Written request
Copy all lines of the listing that include the string "wall".

Records for processing
──────

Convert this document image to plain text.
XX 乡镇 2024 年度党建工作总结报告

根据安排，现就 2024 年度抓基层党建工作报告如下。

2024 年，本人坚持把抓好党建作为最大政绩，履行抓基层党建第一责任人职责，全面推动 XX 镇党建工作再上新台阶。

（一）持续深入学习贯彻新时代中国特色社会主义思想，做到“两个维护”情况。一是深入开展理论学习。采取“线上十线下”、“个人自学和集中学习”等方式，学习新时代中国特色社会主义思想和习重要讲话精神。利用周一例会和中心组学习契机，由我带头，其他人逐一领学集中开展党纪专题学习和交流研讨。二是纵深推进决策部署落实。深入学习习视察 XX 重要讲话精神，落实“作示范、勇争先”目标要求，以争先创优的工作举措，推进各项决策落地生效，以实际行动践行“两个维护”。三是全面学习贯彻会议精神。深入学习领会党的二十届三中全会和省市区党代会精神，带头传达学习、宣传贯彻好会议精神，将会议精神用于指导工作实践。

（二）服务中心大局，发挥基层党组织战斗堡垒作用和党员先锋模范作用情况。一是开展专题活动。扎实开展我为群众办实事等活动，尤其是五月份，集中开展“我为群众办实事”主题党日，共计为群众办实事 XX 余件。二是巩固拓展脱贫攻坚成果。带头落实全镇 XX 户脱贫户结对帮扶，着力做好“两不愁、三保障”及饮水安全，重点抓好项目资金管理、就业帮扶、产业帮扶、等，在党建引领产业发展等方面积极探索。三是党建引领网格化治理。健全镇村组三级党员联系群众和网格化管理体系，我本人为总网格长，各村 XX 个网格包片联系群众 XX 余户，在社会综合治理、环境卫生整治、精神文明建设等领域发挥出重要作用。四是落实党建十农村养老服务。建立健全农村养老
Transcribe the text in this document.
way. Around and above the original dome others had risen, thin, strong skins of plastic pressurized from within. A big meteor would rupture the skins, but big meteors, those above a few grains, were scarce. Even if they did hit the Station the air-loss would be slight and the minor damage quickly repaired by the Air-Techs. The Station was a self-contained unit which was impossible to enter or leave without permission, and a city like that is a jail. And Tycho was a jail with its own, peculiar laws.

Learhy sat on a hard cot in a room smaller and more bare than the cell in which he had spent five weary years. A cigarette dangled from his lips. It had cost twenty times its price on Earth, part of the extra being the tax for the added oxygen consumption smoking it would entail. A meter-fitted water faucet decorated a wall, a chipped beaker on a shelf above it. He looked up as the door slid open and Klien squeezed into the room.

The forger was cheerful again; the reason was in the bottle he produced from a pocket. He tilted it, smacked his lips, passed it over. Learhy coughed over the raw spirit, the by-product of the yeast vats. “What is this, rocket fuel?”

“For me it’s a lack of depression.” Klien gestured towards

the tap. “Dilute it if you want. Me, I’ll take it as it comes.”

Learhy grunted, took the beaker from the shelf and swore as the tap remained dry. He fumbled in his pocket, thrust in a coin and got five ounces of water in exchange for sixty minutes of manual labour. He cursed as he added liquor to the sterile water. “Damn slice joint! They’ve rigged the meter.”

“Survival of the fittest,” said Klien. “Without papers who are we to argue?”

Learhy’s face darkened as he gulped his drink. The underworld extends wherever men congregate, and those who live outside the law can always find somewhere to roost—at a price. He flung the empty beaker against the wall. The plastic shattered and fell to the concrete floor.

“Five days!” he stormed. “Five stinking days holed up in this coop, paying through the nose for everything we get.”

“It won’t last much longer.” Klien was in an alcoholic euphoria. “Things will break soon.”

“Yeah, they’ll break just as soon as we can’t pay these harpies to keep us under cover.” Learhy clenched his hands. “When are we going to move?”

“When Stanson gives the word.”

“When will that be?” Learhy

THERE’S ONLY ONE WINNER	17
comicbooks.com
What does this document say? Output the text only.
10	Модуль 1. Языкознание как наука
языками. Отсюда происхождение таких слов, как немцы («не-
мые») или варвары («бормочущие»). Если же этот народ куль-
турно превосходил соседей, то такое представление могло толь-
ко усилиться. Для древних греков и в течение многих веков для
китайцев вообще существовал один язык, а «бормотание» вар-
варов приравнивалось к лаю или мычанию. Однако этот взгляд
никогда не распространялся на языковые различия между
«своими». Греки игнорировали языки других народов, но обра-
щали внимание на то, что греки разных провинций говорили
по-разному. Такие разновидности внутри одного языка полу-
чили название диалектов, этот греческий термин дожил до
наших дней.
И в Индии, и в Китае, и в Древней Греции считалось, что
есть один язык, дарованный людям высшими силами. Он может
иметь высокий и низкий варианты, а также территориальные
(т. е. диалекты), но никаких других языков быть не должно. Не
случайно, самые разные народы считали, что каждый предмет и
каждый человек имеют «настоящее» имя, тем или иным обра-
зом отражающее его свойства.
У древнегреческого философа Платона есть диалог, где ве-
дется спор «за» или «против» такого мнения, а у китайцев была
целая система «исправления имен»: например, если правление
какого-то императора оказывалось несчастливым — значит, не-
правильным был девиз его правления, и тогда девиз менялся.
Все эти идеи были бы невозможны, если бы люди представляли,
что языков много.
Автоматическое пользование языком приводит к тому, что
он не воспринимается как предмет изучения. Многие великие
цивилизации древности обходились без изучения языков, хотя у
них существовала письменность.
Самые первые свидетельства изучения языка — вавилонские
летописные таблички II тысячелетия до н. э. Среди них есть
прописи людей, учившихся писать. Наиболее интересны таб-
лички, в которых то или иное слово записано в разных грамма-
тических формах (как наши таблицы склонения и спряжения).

──────

Answer to this task
Learhy sat on a hard cot in a room smaller and more bare than the cell in which he had spent five weary years. A cigarette dangled from his lips. It had cost twenty times its price on Earth, part of the extra being the tax for the added oxygen consumption smoking it would entail. A meter-fitted water faucet decorated a wall, a chipped beaker on a shelf above it. He looked up as the door slid open and Klien squeezed into the room.
Learhy’s face darkened as he gulped his drink. The underworld extends wherever men congregate, and those who live outside the law can always find somewhere to roost—at a price. He flung the empty beaker against the wall. The plastic shattered and fell to the concrete floor.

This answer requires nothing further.